### Written exercise
Skip the images. Copy the records exactly as written.
==== Materials provided ====
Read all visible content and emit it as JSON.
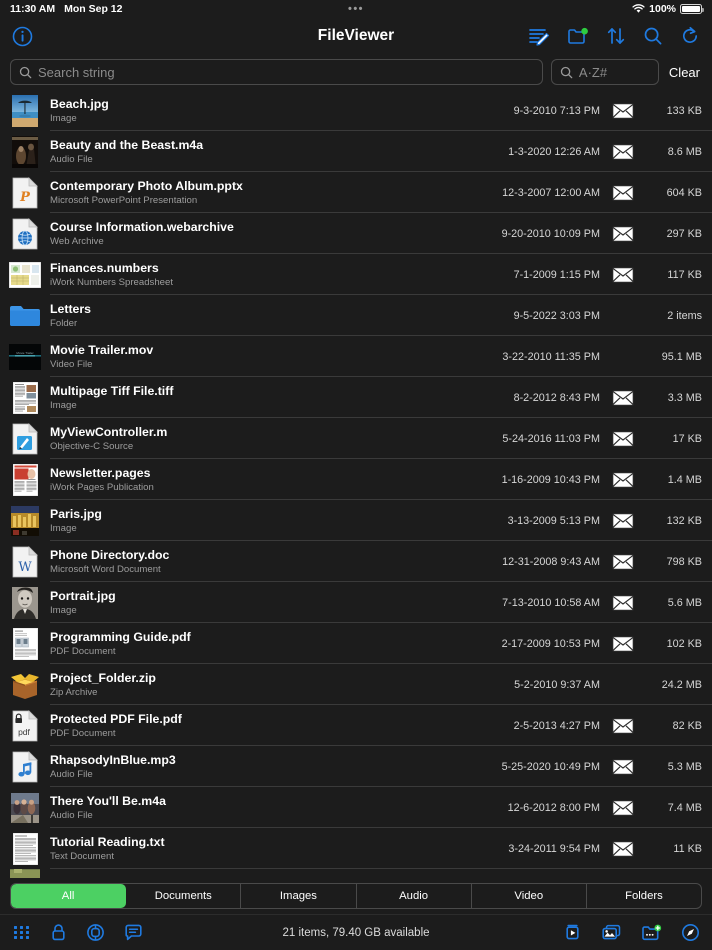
{
  "statusbar": {
    "time": "11:30 AM",
    "date": "Mon Sep 12",
    "dots": "•••",
    "battery_percent": "100%"
  },
  "navbar": {
    "title": "FileViewer",
    "info_icon": "info-circle-icon",
    "actions": [
      {
        "name": "edit-list-icon",
        "label": "Edit"
      },
      {
        "name": "new-folder-icon",
        "label": "New Folder"
      },
      {
        "name": "sort-icon",
        "label": "Sort"
      },
      {
        "name": "search-icon",
        "label": "Search"
      },
      {
        "name": "refresh-icon",
        "label": "Refresh"
      }
    ]
  },
  "search": {
    "placeholder": "Search string",
    "value": "",
    "az_placeholder": "A·Z#",
    "az_value": "",
    "clear_label": "Clear"
  },
  "files": [
    {
      "name": "Beach.jpg",
      "kind": "Image",
      "date": "9-3-2010 7:13 PM",
      "size": "133 KB",
      "mail": true,
      "icon": "photo-beach-thumbnail"
    },
    {
      "name": "Beauty and the Beast.m4a",
      "kind": "Audio File",
      "date": "1-3-2020 12:26 AM",
      "size": "8.6 MB",
      "mail": true,
      "icon": "album-art-thumbnail"
    },
    {
      "name": "Contemporary Photo Album.pptx",
      "kind": "Microsoft PowerPoint Presentation",
      "date": "12-3-2007 12:00 AM",
      "size": "604 KB",
      "mail": true,
      "icon": "powerpoint-doc-icon"
    },
    {
      "name": "Course Information.webarchive",
      "kind": "Web Archive",
      "date": "9-20-2010 10:09 PM",
      "size": "297 KB",
      "mail": true,
      "icon": "webarchive-globe-icon"
    },
    {
      "name": "Finances.numbers",
      "kind": "iWork Numbers Spreadsheet",
      "date": "7-1-2009 1:15 PM",
      "size": "117 KB",
      "mail": true,
      "icon": "numbers-spreadsheet-thumbnail"
    },
    {
      "name": "Letters",
      "kind": "Folder",
      "date": "9-5-2022 3:03 PM",
      "size": "2 items",
      "mail": false,
      "icon": "folder-icon"
    },
    {
      "name": "Movie Trailer.mov",
      "kind": "Video File",
      "date": "3-22-2010 11:35 PM",
      "size": "95.1 MB",
      "mail": false,
      "icon": "movie-frame-thumbnail"
    },
    {
      "name": "Multipage Tiff File.tiff",
      "kind": "Image",
      "date": "8-2-2012 8:43 PM",
      "size": "3.3 MB",
      "mail": true,
      "icon": "page-scan-thumbnail"
    },
    {
      "name": "MyViewController.m",
      "kind": "Objective-C Source",
      "date": "5-24-2016 11:03 PM",
      "size": "17 KB",
      "mail": true,
      "icon": "xcode-source-icon"
    },
    {
      "name": "Newsletter.pages",
      "kind": "iWork Pages Publication",
      "date": "1-16-2009 10:43 PM",
      "size": "1.4 MB",
      "mail": true,
      "icon": "pages-newsletter-thumbnail"
    },
    {
      "name": "Paris.jpg",
      "kind": "Image",
      "date": "3-13-2009 5:13 PM",
      "size": "132 KB",
      "mail": true,
      "icon": "photo-paris-thumbnail"
    },
    {
      "name": "Phone Directory.doc",
      "kind": "Microsoft Word Document",
      "date": "12-31-2008 9:43 AM",
      "size": "798 KB",
      "mail": true,
      "icon": "word-doc-icon"
    },
    {
      "name": "Portrait.jpg",
      "kind": "Image",
      "date": "7-13-2010 10:58 AM",
      "size": "5.6 MB",
      "mail": true,
      "icon": "photo-portrait-thumbnail"
    },
    {
      "name": "Programming Guide.pdf",
      "kind": "PDF Document",
      "date": "2-17-2009 10:53 PM",
      "size": "102 KB",
      "mail": true,
      "icon": "pdf-page-thumbnail"
    },
    {
      "name": "Project_Folder.zip",
      "kind": "Zip Archive",
      "date": "5-2-2010 9:37 AM",
      "size": "24.2 MB",
      "mail": false,
      "icon": "zip-archive-box-icon"
    },
    {
      "name": "Protected PDF File.pdf",
      "kind": "PDF Document",
      "date": "2-5-2013 4:27 PM",
      "size": "82 KB",
      "mail": true,
      "icon": "locked-pdf-icon"
    },
    {
      "name": "RhapsodyInBlue.mp3",
      "kind": "Audio File",
      "date": "5-25-2020 10:49 PM",
      "size": "5.3 MB",
      "mail": true,
      "icon": "music-note-doc-icon"
    },
    {
      "name": "There You'll Be.m4a",
      "kind": "Audio File",
      "date": "12-6-2012 8:00 PM",
      "size": "7.4 MB",
      "mail": true,
      "icon": "album-art-people-thumbnail"
    },
    {
      "name": "Tutorial Reading.txt",
      "kind": "Text Document",
      "date": "3-24-2011 9:54 PM",
      "size": "11 KB",
      "mail": true,
      "icon": "text-page-thumbnail"
    }
  ],
  "segments": [
    {
      "label": "All",
      "active": true
    },
    {
      "label": "Documents",
      "active": false
    },
    {
      "label": "Images",
      "active": false
    },
    {
      "label": "Audio",
      "active": false
    },
    {
      "label": "Video",
      "active": false
    },
    {
      "label": "Folders",
      "active": false
    }
  ],
  "toolbar": {
    "status": "21 items, 79.40 GB available",
    "left_icons": [
      {
        "name": "grid-apps-icon"
      },
      {
        "name": "lock-icon"
      },
      {
        "name": "lifebuoy-icon"
      },
      {
        "name": "chat-bubble-icon"
      }
    ],
    "right_icons": [
      {
        "name": "video-play-icon"
      },
      {
        "name": "photos-icon"
      },
      {
        "name": "add-folder-icon"
      },
      {
        "name": "compass-icon"
      }
    ]
  },
  "colors": {
    "accent": "#1f7ae0",
    "active_segment": "#4cd063",
    "background": "#1c1c1c",
    "separator": "#3a3a3a",
    "badge_green": "#2ecc40"
  }
}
====
### Exercise response
Read all visible content and emit it as JSON.
{
  "statusbar": {
    "time": "11:30 AM",
    "date": "Mon Sep 12",
    "dots": "•••",
    "battery_percent": "100%"
  },
  "navbar": {
    "title": "FileViewer",
    "info_icon": "info-circle-icon",
    "actions": [
      {
        "name": "edit-list-icon",
        "label": "Edit"
      },
      {
        "name": "new-folder-icon",
        "label": "New Folder"
      },
      {
        "name": "sort-icon",
        "label": "Sort"
      },
      {
        "name": "search-icon",
        "label": "Search"
      },
      {
        "name": "refresh-icon",
        "label": "Refresh"
      }
    ]
  },
  "search": {
    "placeholder": "Search string",
    "value": "",
    "az_placeholder": "A·Z#",
    "az_value": "",
    "clear_label": "Clear"
  },
  "files": [
    {
      "name": "Beach.jpg",
      "kind": "Image",
      "date": "9-3-2010 7:13 PM",
      "size": "133 KB",
      "mail": true,
      "icon": "photo-beach-thumbnail"
    },
    {
      "name": "Beauty and the Beast.m4a",
      "kind": "Audio File",
      "date": "1-3-2020 12:26 AM",
      "size": "8.6 MB",
      "mail": true,
      "icon": "album-art-thumbnail"
    },
    {
      "name": "Contemporary Photo Album.pptx",
      "kind": "Microsoft PowerPoint Presentation",
      "date": "12-3-2007 12:00 AM",
      "size": "604 KB",
      "mail": true,
      "icon": "powerpoint-doc-icon"
    },
    {
      "name": "Course Information.webarchive",
      "kind": "Web Archive",
      "date": "9-20-2010 10:09 PM",
      "size": "297 KB",
      "mail": true,
      "icon": "webarchive-globe-icon"
    },
    {
      "name": "Finances.numbers",
      "kind": "iWork Numbers Spreadsheet",
      "date": "7-1-2009 1:15 PM",
      "size": "117 KB",
      "mail": true,
      "icon": "numbers-spreadsheet-thumbnail"
    },
    {
      "name": "Letters",
      "kind": "Folder",
      "date": "9-5-2022 3:03 PM",
      "size": "2 items",
      "mail": false,
      "icon": "folder-icon"
    },
    {
      "name": "Movie Trailer.mov",
      "kind": "Video File",
      "date": "3-22-2010 11:35 PM",
      "size": "95.1 MB",
      "mail": false,
      "icon": "movie-frame-thumbnail"
    },
    {
      "name": "Multipage Tiff File.tiff",
      "kind": "Image",
      "date": "8-2-2012 8:43 PM",
      "size": "3.3 MB",
      "mail": true,
      "icon": "page-scan-thumbnail"
    },
    {
      "name": "MyViewController.m",
      "kind": "Objective-C Source",
      "date": "5-24-2016 11:03 PM",
      "size": "17 KB",
      "mail": true,
      "icon": "xcode-source-icon"
    },
    {
      "name": "Newsletter.pages",
      "kind": "iWork Pages Publication",
      "date": "1-16-2009 10:43 PM",
      "size": "1.4 MB",
      "mail": true,
      "icon": "pages-newsletter-thumbnail"
    },
    {
      "name": "Paris.jpg",
      "kind": "Image",
      "date": "3-13-2009 5:13 PM",
      "size": "132 KB",
      "mail": true,
      "icon": "photo-paris-thumbnail"
    },
    {
      "name": "Phone Directory.doc",
      "kind": "Microsoft Word Document",
      "date": "12-31-2008 9:43 AM",
      "size": "798 KB",
      "mail": true,
      "icon": "word-doc-icon"
    },
    {
      "name": "Portrait.jpg",
      "kind": "Image",
      "date": "7-13-2010 10:58 AM",
      "size": "5.6 MB",
      "mail": true,
      "icon": "photo-portrait-thumbnail"
    },
    {
      "name": "Programming Guide.pdf",
      "kind": "PDF Document",
      "date": "2-17-2009 10:53 PM",
      "size": "102 KB",
      "mail": true,
      "icon": "pdf-page-thumbnail"
    },
    {
      "name": "Project_Folder.zip",
      "kind": "Zip Archive",
      "date": "5-2-2010 9:37 AM",
      "size": "24.2 MB",
      "mail": false,
      "icon": "zip-archive-box-icon"
    },
    {
      "name": "Protected PDF File.pdf",
      "kind": "PDF Document",
      "date": "2-5-2013 4:27 PM",
      "size": "82 KB",
      "mail": true,
      "icon": "locked-pdf-icon"
    },
    {
      "name": "RhapsodyInBlue.mp3",
      "kind": "Audio File",
      "date": "5-25-2020 10:49 PM",
      "size": "5.3 MB",
      "mail": true,
      "icon": "music-note-doc-icon"
    },
    {
      "name": "There You'll Be.m4a",
      "kind": "Audio File",
      "date": "12-6-2012 8:00 PM",
      "size": "7.4 MB",
      "mail": true,
      "icon": "album-art-people-thumbnail"
    },
    {
      "name": "Tutorial Reading.txt",
      "kind": "Text Document",
      "date": "3-24-2011 9:54 PM",
      "size": "11 KB",
      "mail": true,
      "icon": "text-page-thumbnail"
    }
  ],
  "segments": [
    {
      "label": "All",
      "active": true
    },
    {
      "label": "Documents",
      "active": false
    },
    {
      "label": "Images",
      "active": false
    },
    {
      "label": "Audio",
      "active": false
    },
    {
      "label": "Video",
      "active": false
    },
    {
      "label": "Folders",
      "active": false
    }
  ],
  "toolbar": {
    "status": "21 items, 79.40 GB available",
    "left_icons": [
      {
        "name": "grid-apps-icon"
      },
      {
        "name": "lock-icon"
      },
      {
        "name": "lifebuoy-icon"
      },
      {
        "name": "chat-bubble-icon"
      }
    ],
    "right_icons": [
      {
        "name": "video-play-icon"
      },
      {
        "name": "photos-icon"
      },
      {
        "name": "add-folder-icon"
      },
      {
        "name": "compass-icon"
      }
    ]
  },
  "colors": {
    "accent": "#1f7ae0",
    "active_segment": "#4cd063",
    "background": "#1c1c1c",
    "separator": "#3a3a3a",
    "badge_green": "#2ecc40"
  }
}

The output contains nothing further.